=== Record extracts ===

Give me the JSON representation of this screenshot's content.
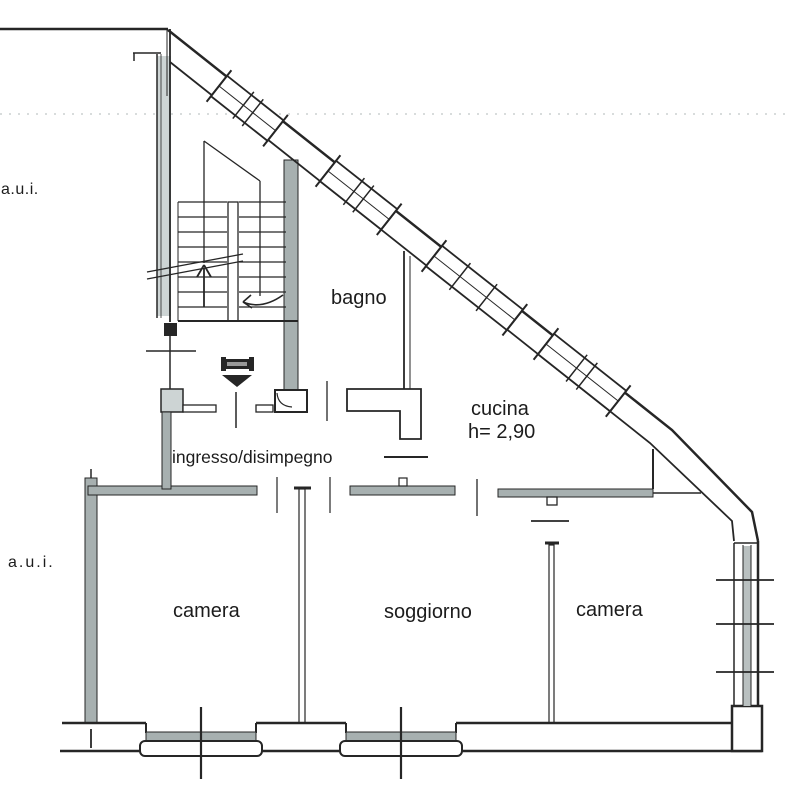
{
  "plan": {
    "labels": {
      "aui_top": "a.u.i.",
      "aui_bottom": "a.u.i.",
      "bagno": "bagno",
      "cucina": "cucina",
      "cucina_height": "h= 2,90",
      "ingresso": "ingresso/disimpegno",
      "camera_left": "camera",
      "soggiorno": "soggiorno",
      "camera_right": "camera"
    },
    "colors": {
      "line": "#262626",
      "wall_fill": "#a7b0b0",
      "light_wall_fill": "#cdd4d4",
      "background": "#ffffff"
    }
  }
}
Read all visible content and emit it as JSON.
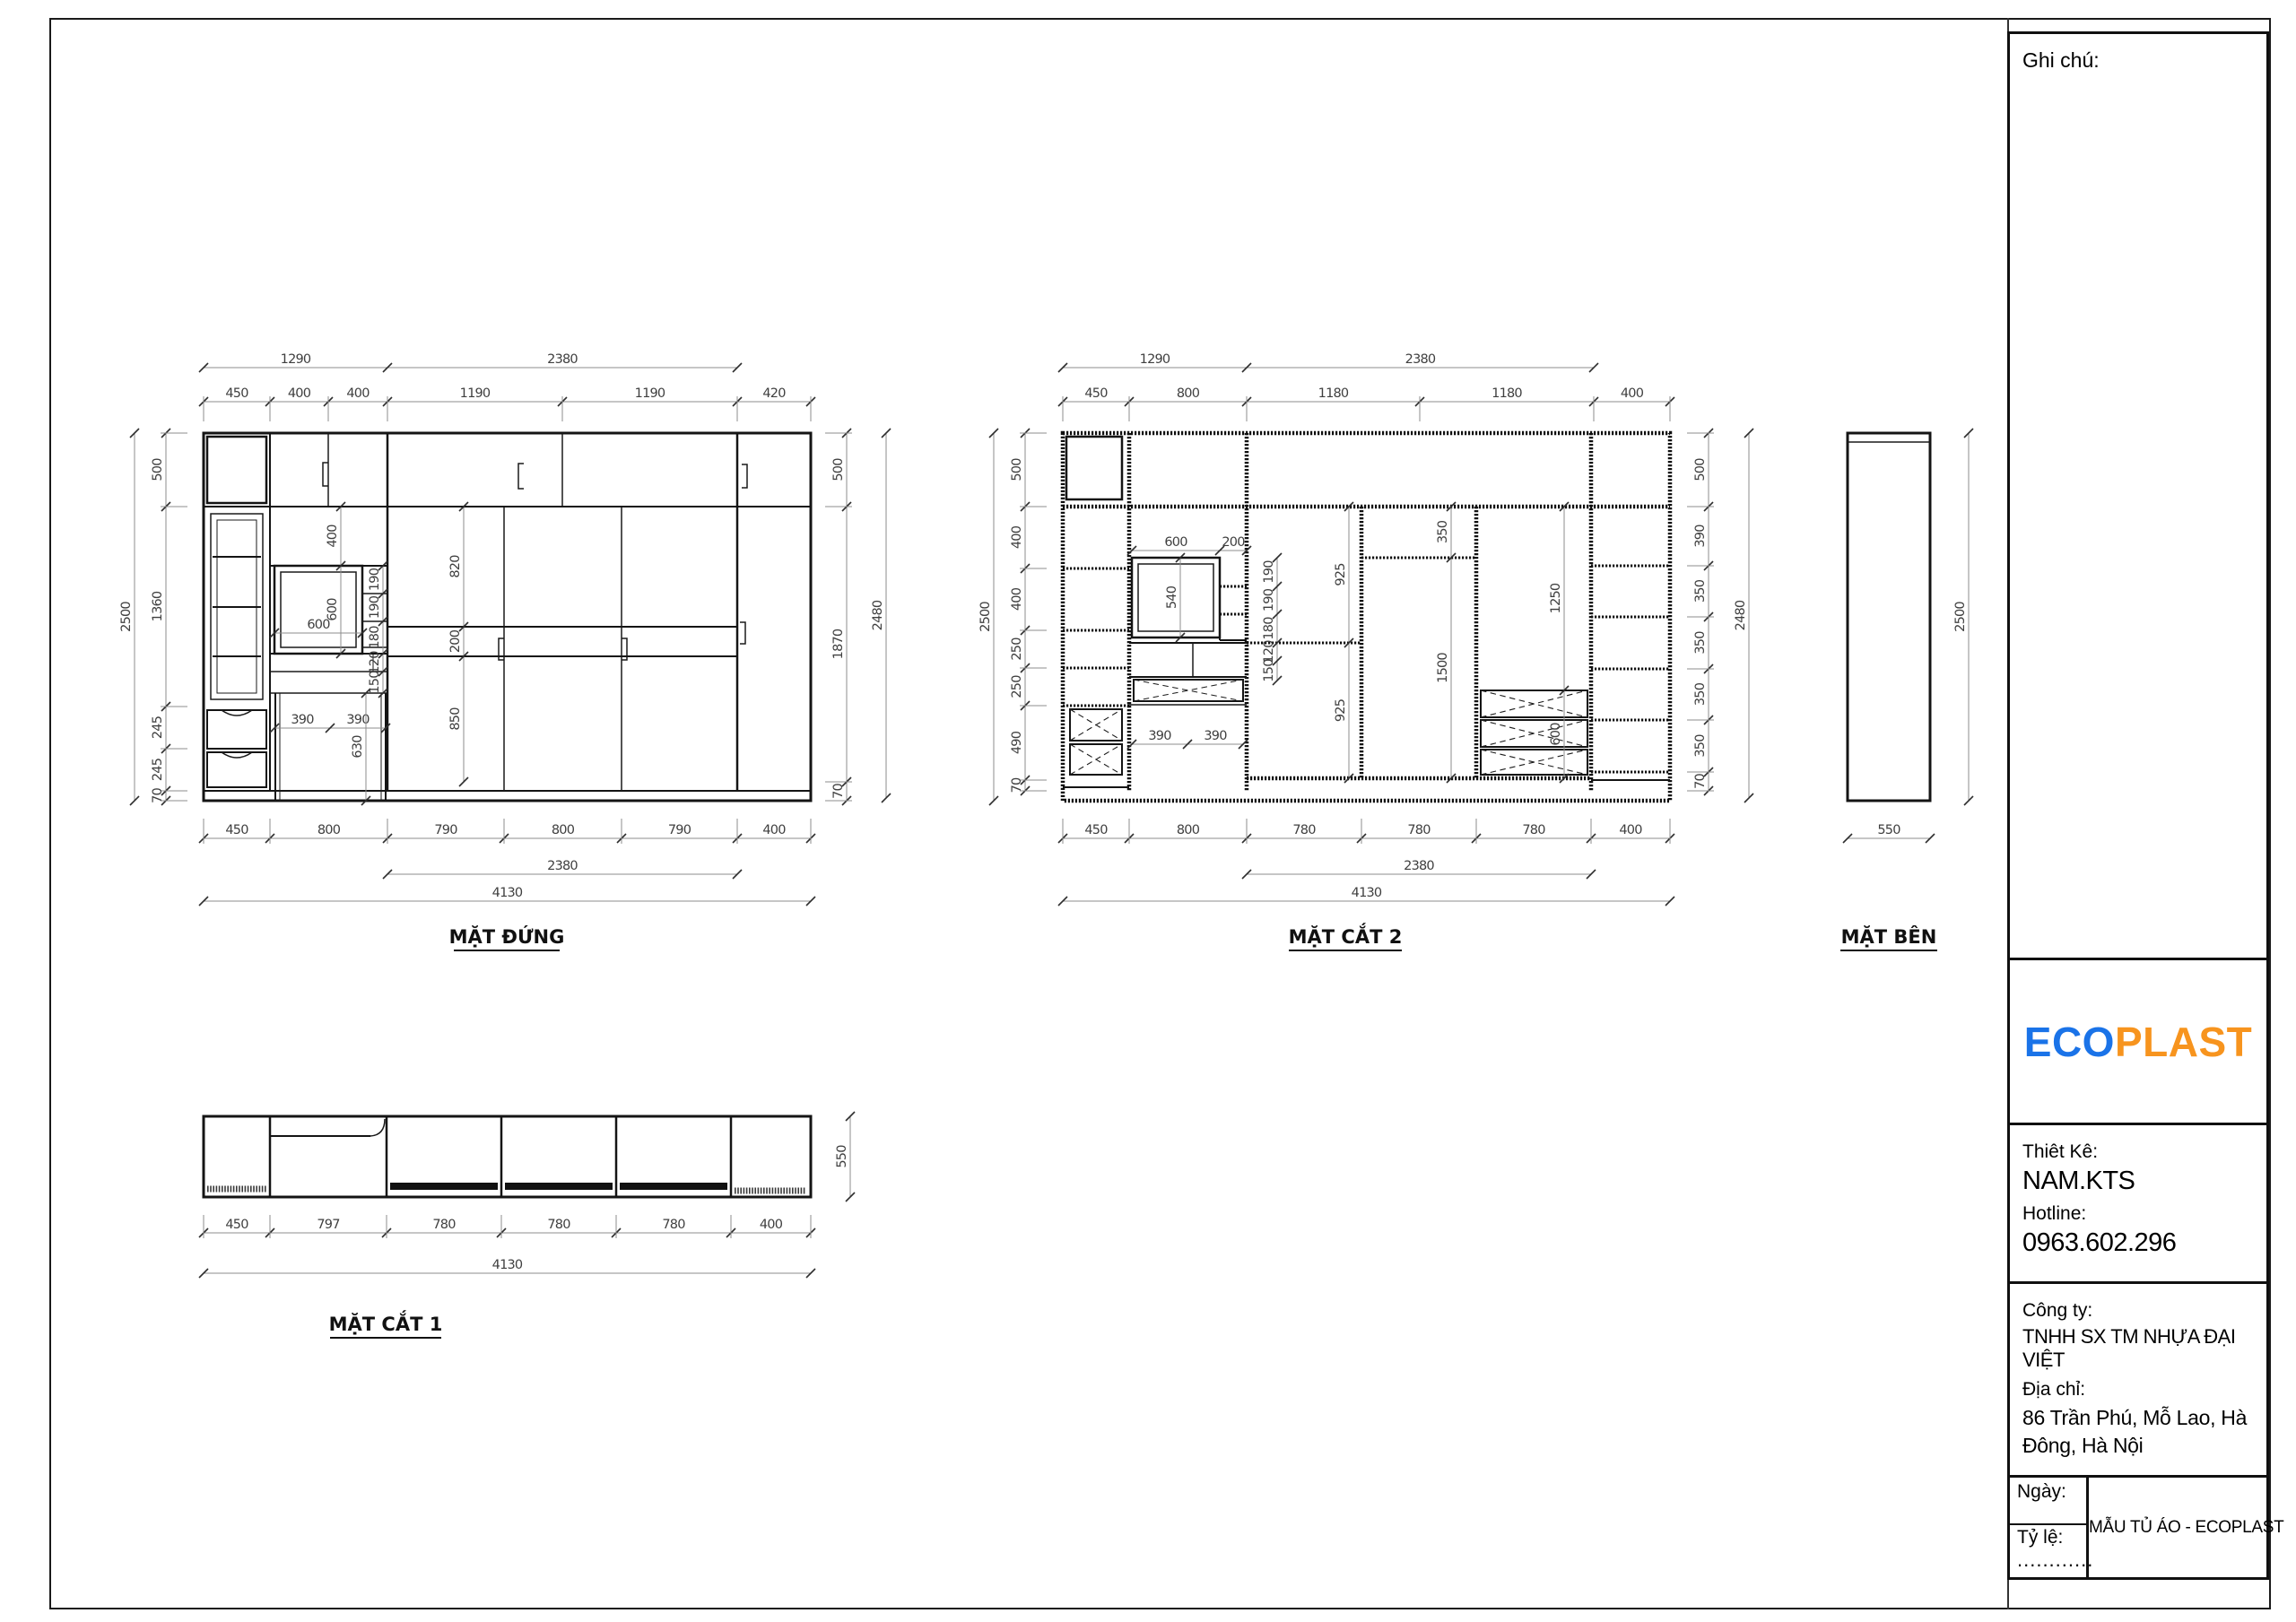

===

* **Problem to solve**: Each entry should be repeated exactly as it appears; the pictures stay out.

* **Answer**:
Give me the JSON representation of this screenshot's content.
{
  "plan": {
    "labels": {
      "aui_top": "a.u.i.",
      "aui_bottom": "a.u.i.",
      "bagno": "bagno",
      "cucina": "cucina",
      "cucina_height": "h= 2,90",
      "ingresso": "ingresso/disimpegno",
      "camera_left": "camera",
      "soggiorno": "soggiorno",
      "camera_right": "camera"
    },
    "colors": {
      "line": "#262626",
      "wall_fill": "#a7b0b0",
      "light_wall_fill": "#cdd4d4",
      "background": "#ffffff"
    }
  }
}
Read all visible content and emit it as JSON.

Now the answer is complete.